Task to carry out
Here are some records; quote them exactly, leaving out the pictures.

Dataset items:

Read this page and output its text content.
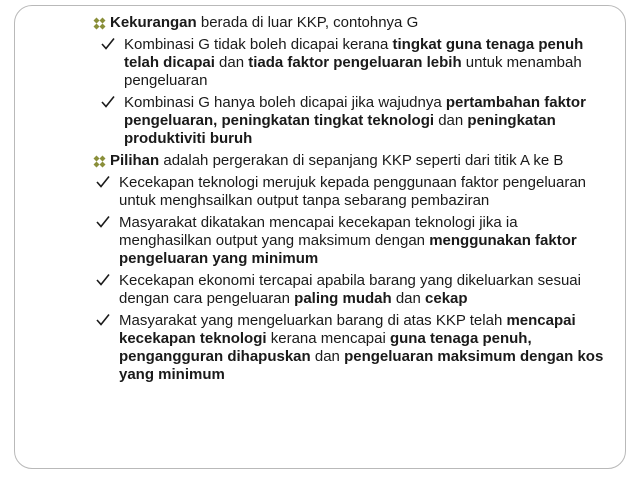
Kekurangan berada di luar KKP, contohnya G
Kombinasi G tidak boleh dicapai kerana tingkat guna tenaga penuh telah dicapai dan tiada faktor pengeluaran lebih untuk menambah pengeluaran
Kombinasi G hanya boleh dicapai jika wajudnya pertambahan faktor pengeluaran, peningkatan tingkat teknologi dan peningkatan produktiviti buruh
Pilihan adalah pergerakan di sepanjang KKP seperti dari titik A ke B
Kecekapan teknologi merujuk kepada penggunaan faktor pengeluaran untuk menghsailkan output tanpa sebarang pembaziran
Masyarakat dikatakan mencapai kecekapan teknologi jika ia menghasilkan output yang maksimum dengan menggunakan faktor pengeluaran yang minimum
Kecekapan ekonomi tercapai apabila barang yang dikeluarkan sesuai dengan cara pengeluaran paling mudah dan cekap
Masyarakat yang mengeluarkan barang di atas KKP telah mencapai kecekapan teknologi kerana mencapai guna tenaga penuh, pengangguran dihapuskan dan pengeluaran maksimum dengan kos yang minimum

Response
Read this page and output its text content.
Kekurangan berada di luar KKP, contohnya G
Kombinasi G tidak boleh dicapai kerana tingkat guna tenaga penuh telah dicapai dan tiada faktor pengeluaran lebih untuk menambah pengeluaran
Kombinasi G hanya boleh dicapai jika wajudnya pertambahan faktor pengeluaran, peningkatan tingkat teknologi dan peningkatan produktiviti buruh
Pilihan adalah pergerakan di sepanjang KKP seperti dari titik A ke B
Kecekapan teknologi merujuk kepada penggunaan faktor pengeluaran untuk menghsailkan output tanpa sebarang pembaziran
Masyarakat dikatakan mencapai kecekapan teknologi jika ia menghasilkan output yang maksimum dengan menggunakan faktor pengeluaran yang minimum
Kecekapan ekonomi tercapai apabila barang yang dikeluarkan sesuai dengan cara pengeluaran paling mudah dan cekap
Masyarakat yang mengeluarkan barang di atas KKP telah mencapai kecekapan teknologi kerana mencapai guna tenaga penuh, pengangguran dihapuskan dan pengeluaran maksimum dengan kos yang minimum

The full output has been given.